--- PROBLEM REQUIREMENTS ---
For the listing below, give the number of lines in which "title" occurs. Add nothing.

--- Figure collection entries ---
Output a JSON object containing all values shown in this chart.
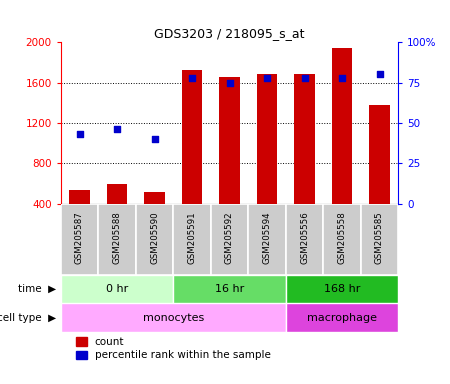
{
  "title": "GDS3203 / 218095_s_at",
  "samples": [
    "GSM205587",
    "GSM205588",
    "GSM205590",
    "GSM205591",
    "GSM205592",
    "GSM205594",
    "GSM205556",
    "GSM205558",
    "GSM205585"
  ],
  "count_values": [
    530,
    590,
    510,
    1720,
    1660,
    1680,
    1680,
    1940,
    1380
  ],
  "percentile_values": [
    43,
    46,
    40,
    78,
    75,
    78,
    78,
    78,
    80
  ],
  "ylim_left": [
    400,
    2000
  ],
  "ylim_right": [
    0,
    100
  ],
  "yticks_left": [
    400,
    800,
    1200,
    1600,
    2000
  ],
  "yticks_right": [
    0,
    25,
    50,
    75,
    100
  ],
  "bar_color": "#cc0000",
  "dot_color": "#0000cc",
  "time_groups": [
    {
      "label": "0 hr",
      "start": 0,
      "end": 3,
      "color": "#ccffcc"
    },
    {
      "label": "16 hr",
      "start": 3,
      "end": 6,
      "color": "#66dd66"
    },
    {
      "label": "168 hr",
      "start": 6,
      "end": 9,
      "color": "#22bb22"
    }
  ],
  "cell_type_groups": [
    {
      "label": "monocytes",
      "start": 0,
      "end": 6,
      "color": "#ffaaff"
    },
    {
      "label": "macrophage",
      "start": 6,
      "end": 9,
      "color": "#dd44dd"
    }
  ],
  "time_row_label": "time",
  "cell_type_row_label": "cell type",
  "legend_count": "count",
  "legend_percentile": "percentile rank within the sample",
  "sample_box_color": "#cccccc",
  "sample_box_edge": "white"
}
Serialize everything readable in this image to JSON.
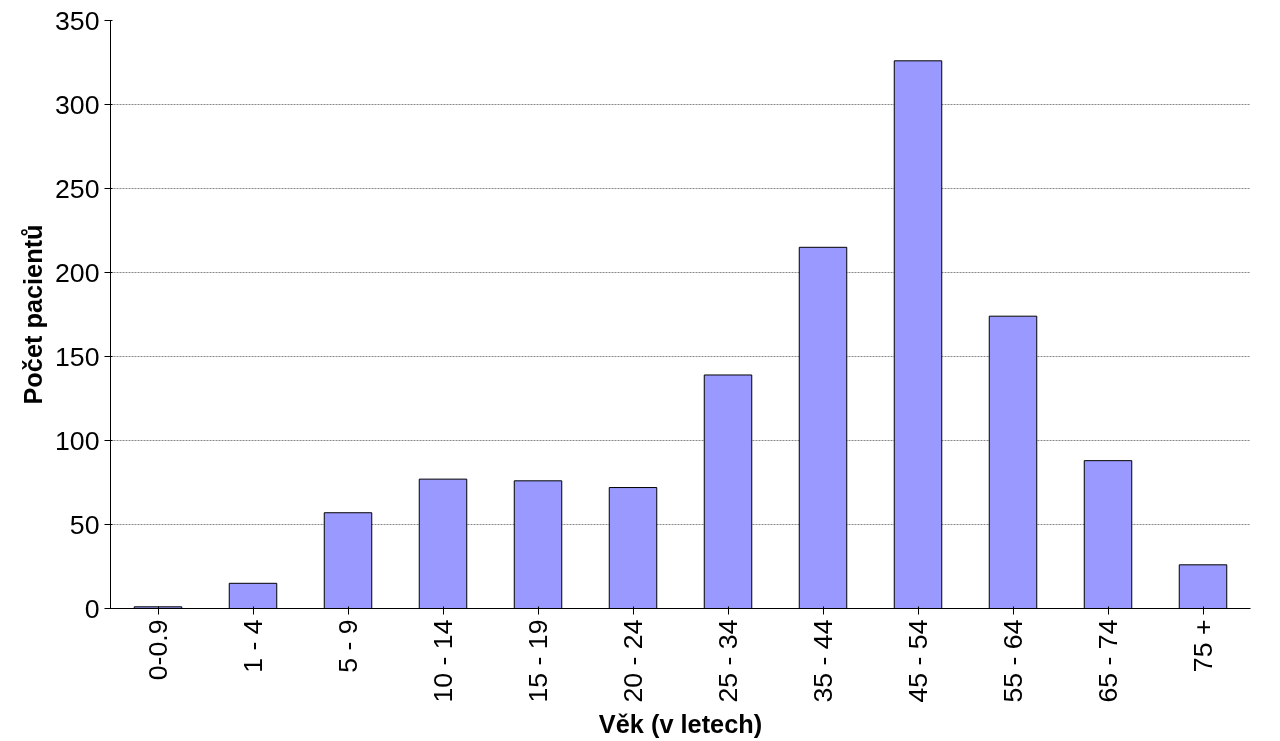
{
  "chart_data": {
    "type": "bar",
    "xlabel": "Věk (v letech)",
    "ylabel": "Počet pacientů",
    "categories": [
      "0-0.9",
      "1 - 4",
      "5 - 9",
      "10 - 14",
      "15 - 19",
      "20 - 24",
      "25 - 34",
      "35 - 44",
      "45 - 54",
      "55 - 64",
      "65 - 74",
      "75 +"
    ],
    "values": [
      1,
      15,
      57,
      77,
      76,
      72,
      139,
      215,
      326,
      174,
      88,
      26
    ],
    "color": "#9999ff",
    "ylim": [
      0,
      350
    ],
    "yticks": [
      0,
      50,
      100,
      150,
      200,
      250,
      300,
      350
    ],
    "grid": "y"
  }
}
--
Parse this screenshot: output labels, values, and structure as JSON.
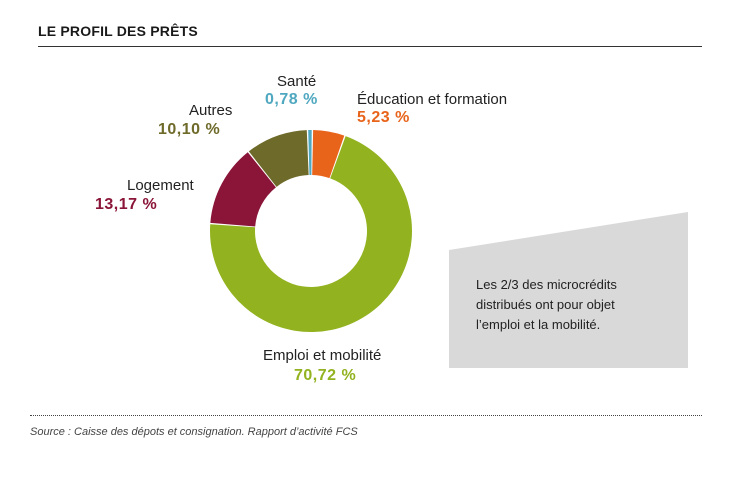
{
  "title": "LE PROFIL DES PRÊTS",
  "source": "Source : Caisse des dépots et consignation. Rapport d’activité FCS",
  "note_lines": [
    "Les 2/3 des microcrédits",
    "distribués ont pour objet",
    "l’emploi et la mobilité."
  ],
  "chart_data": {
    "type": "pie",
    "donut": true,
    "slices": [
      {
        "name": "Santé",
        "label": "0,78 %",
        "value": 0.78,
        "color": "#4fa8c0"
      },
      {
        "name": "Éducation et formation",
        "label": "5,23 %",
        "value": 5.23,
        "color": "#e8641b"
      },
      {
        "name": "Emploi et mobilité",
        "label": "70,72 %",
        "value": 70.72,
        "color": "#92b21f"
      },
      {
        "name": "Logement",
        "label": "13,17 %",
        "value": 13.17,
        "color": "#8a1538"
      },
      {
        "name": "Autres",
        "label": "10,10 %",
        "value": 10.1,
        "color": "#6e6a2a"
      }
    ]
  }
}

--- TASK SOLUTION ---
2